(Spatial layout data)

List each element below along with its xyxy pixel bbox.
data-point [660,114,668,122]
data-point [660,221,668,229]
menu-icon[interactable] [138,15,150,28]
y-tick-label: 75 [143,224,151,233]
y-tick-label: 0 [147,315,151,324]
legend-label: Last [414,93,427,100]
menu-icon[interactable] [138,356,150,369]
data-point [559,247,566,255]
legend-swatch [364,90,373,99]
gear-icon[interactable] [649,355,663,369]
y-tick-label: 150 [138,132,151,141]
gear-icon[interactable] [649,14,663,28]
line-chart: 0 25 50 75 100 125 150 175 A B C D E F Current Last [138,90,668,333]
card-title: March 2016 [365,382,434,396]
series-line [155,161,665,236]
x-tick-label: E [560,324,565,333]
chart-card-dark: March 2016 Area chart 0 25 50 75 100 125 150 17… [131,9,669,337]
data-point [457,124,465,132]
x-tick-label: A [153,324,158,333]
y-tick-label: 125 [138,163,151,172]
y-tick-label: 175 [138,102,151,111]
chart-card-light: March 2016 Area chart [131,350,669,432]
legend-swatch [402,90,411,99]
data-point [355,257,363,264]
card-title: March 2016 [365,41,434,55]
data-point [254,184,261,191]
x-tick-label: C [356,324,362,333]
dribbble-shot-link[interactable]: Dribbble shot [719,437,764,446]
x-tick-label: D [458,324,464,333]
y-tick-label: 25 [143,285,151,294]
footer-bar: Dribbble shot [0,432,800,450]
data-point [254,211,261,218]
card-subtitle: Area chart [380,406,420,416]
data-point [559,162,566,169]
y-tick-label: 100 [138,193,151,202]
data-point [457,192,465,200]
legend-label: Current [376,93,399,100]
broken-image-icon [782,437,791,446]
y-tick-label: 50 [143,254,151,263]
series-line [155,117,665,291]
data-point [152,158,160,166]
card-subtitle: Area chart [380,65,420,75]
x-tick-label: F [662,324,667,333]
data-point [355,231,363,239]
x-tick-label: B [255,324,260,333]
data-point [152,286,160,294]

• EXERCISE DESCRIPTION
Reproduce the listing verbatim from its first line through the line that contains "series-line [155,117,665,291]", including both of those lines.

• RESULT BELOW
List each element below along with its xyxy pixel bbox.
data-point [660,114,668,122]
data-point [660,221,668,229]
menu-icon[interactable] [138,15,150,28]
y-tick-label: 75 [143,224,151,233]
y-tick-label: 0 [147,315,151,324]
legend-label: Last [414,93,427,100]
menu-icon[interactable] [138,356,150,369]
data-point [559,247,566,255]
legend-swatch [364,90,373,99]
gear-icon[interactable] [649,355,663,369]
y-tick-label: 150 [138,132,151,141]
gear-icon[interactable] [649,14,663,28]
line-chart: 0 25 50 75 100 125 150 175 A B C D E F Current Last [138,90,668,333]
card-title: March 2016 [365,382,434,396]
series-line [155,161,665,236]
x-tick-label: E [560,324,565,333]
chart-card-dark: March 2016 Area chart 0 25 50 75 100 125 150 17… [131,9,669,337]
data-point [457,124,465,132]
x-tick-label: A [153,324,158,333]
y-tick-label: 125 [138,163,151,172]
y-tick-label: 175 [138,102,151,111]
chart-card-light: March 2016 Area chart [131,350,669,432]
legend-swatch [402,90,411,99]
data-point [355,257,363,264]
card-title: March 2016 [365,41,434,55]
data-point [254,184,261,191]
x-tick-label: C [356,324,362,333]
dribbble-shot-link[interactable]: Dribbble shot [719,437,764,446]
x-tick-label: D [458,324,464,333]
y-tick-label: 25 [143,285,151,294]
footer-bar: Dribbble shot [0,432,800,450]
data-point [254,211,261,218]
card-subtitle: Area chart [380,406,420,416]
data-point [559,162,566,169]
y-tick-label: 100 [138,193,151,202]
data-point [457,192,465,200]
legend-label: Current [376,93,399,100]
broken-image-icon [782,437,791,446]
y-tick-label: 50 [143,254,151,263]
series-line [155,117,665,291]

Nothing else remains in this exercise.